# DATA

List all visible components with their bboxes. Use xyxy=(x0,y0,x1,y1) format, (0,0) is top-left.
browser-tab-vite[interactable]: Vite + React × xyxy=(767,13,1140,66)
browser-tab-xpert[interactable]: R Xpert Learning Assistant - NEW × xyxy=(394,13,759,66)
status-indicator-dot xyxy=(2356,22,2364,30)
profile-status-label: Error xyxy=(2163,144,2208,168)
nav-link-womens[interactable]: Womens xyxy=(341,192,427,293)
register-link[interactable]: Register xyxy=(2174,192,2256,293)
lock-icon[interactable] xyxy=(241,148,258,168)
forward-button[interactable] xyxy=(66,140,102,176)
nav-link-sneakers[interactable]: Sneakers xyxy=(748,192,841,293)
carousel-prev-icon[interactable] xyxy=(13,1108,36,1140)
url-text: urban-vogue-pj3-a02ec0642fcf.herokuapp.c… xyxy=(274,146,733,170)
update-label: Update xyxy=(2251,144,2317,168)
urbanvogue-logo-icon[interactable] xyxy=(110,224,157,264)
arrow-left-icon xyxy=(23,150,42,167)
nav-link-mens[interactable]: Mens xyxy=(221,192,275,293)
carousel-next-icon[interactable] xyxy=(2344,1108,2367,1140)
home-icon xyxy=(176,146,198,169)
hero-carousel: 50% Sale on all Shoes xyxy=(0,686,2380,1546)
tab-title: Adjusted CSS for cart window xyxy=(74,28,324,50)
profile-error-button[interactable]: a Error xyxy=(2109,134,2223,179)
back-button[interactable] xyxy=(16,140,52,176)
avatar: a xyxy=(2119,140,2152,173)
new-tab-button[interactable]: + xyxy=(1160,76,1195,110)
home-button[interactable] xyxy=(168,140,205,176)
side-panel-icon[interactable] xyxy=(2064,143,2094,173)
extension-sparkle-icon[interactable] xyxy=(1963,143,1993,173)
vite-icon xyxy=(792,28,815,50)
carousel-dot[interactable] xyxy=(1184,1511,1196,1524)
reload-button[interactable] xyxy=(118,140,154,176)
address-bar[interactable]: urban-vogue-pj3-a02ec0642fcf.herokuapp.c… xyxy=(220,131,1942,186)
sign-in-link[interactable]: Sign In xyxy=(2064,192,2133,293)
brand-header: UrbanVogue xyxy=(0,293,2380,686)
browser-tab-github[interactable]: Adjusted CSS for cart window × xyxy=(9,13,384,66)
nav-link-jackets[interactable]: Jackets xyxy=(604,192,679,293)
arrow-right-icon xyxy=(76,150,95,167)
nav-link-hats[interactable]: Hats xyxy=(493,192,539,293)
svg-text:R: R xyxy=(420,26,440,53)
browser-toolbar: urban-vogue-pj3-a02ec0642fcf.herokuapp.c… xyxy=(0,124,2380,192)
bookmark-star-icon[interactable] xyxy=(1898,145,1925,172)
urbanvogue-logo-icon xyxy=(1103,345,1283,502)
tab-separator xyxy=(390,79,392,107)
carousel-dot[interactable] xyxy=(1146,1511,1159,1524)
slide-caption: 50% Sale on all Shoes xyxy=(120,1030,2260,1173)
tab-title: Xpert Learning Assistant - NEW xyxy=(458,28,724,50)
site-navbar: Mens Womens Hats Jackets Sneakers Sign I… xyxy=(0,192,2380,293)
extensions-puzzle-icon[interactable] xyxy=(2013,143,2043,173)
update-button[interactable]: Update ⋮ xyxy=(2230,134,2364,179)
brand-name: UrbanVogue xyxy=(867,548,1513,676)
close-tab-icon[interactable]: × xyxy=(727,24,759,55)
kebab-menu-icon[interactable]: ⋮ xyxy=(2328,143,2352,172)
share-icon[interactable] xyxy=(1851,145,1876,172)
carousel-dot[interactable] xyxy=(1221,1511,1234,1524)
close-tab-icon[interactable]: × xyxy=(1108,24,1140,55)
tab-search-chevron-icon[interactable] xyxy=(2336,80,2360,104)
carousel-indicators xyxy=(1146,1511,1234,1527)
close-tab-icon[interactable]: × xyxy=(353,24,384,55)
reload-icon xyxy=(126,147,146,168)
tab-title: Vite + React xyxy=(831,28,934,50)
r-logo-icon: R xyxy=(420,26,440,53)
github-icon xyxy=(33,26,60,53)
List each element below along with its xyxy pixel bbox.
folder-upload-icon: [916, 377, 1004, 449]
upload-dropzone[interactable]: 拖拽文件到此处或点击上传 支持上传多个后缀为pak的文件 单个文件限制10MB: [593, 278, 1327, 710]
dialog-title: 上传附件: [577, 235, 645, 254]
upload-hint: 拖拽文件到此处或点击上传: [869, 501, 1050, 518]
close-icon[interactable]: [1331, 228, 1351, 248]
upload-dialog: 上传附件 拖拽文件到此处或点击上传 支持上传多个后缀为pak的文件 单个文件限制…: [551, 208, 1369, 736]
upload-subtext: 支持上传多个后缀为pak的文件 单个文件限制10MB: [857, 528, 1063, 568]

# PROBLEM TO WORK ON
Print every line of the records above again, character for character, without changing anything.

# TASK ANSWER
List all visible components with their bboxes. Use xyxy=(x0,y0,x1,y1) format, (0,0) is top-left.
browser-tab-vite[interactable]: Vite + React × xyxy=(767,13,1140,66)
browser-tab-xpert[interactable]: R Xpert Learning Assistant - NEW × xyxy=(394,13,759,66)
status-indicator-dot xyxy=(2356,22,2364,30)
profile-status-label: Error xyxy=(2163,144,2208,168)
nav-link-womens[interactable]: Womens xyxy=(341,192,427,293)
register-link[interactable]: Register xyxy=(2174,192,2256,293)
lock-icon[interactable] xyxy=(241,148,258,168)
forward-button[interactable] xyxy=(66,140,102,176)
nav-link-sneakers[interactable]: Sneakers xyxy=(748,192,841,293)
carousel-prev-icon[interactable] xyxy=(13,1108,36,1140)
url-text: urban-vogue-pj3-a02ec0642fcf.herokuapp.c… xyxy=(274,146,733,170)
update-label: Update xyxy=(2251,144,2317,168)
urbanvogue-logo-icon[interactable] xyxy=(110,224,157,264)
arrow-left-icon xyxy=(23,150,42,167)
nav-link-mens[interactable]: Mens xyxy=(221,192,275,293)
carousel-next-icon[interactable] xyxy=(2344,1108,2367,1140)
home-icon xyxy=(176,146,198,169)
hero-carousel: 50% Sale on all Shoes xyxy=(0,686,2380,1546)
tab-title: Adjusted CSS for cart window xyxy=(74,28,324,50)
profile-error-button[interactable]: a Error xyxy=(2109,134,2223,179)
back-button[interactable] xyxy=(16,140,52,176)
avatar: a xyxy=(2119,140,2152,173)
new-tab-button[interactable]: + xyxy=(1160,76,1195,110)
home-button[interactable] xyxy=(168,140,205,176)
side-panel-icon[interactable] xyxy=(2064,143,2094,173)
extension-sparkle-icon[interactable] xyxy=(1963,143,1993,173)
vite-icon xyxy=(792,28,815,50)
carousel-dot[interactable] xyxy=(1184,1511,1196,1524)
reload-button[interactable] xyxy=(118,140,154,176)
address-bar[interactable]: urban-vogue-pj3-a02ec0642fcf.herokuapp.c… xyxy=(220,131,1942,186)
sign-in-link[interactable]: Sign In xyxy=(2064,192,2133,293)
brand-header: UrbanVogue xyxy=(0,293,2380,686)
browser-tab-github[interactable]: Adjusted CSS for cart window × xyxy=(9,13,384,66)
nav-link-jackets[interactable]: Jackets xyxy=(604,192,679,293)
arrow-right-icon xyxy=(76,150,95,167)
nav-link-hats[interactable]: Hats xyxy=(493,192,539,293)
svg-text:R: R xyxy=(420,26,440,53)
browser-toolbar: urban-vogue-pj3-a02ec0642fcf.herokuapp.c… xyxy=(0,124,2380,192)
bookmark-star-icon[interactable] xyxy=(1898,145,1925,172)
urbanvogue-logo-icon xyxy=(1103,345,1283,502)
tab-separator xyxy=(390,79,392,107)
carousel-dot[interactable] xyxy=(1146,1511,1159,1524)
slide-caption: 50% Sale on all Shoes xyxy=(120,1030,2260,1173)
tab-title: Xpert Learning Assistant - NEW xyxy=(458,28,724,50)
site-navbar: Mens Womens Hats Jackets Sneakers Sign I… xyxy=(0,192,2380,293)
extensions-puzzle-icon[interactable] xyxy=(2013,143,2043,173)
update-button[interactable]: Update ⋮ xyxy=(2230,134,2364,179)
brand-name: UrbanVogue xyxy=(867,548,1513,676)
close-tab-icon[interactable]: × xyxy=(727,24,759,55)
kebab-menu-icon[interactable]: ⋮ xyxy=(2328,143,2352,172)
share-icon[interactable] xyxy=(1851,145,1876,172)
carousel-dot[interactable] xyxy=(1221,1511,1234,1524)
close-tab-icon[interactable]: × xyxy=(1108,24,1140,55)
tab-search-chevron-icon[interactable] xyxy=(2336,80,2360,104)
carousel-indicators xyxy=(1146,1511,1234,1527)
close-tab-icon[interactable]: × xyxy=(353,24,384,55)
reload-icon xyxy=(126,147,146,168)
tab-title: Vite + React xyxy=(831,28,934,50)
r-logo-icon: R xyxy=(420,26,440,53)
github-icon xyxy=(33,26,60,53)
List each element below along with its xyxy pixel bbox.
folder-upload-icon: [916, 377, 1004, 449]
upload-dropzone[interactable]: 拖拽文件到此处或点击上传 支持上传多个后缀为pak的文件 单个文件限制10MB: [593, 278, 1327, 710]
dialog-title: 上传附件: [577, 235, 645, 254]
upload-hint: 拖拽文件到此处或点击上传: [869, 501, 1050, 518]
close-icon[interactable]: [1331, 228, 1351, 248]
upload-dialog: 上传附件 拖拽文件到此处或点击上传 支持上传多个后缀为pak的文件 单个文件限制…: [551, 208, 1369, 736]
upload-subtext: 支持上传多个后缀为pak的文件 单个文件限制10MB: [857, 528, 1063, 568]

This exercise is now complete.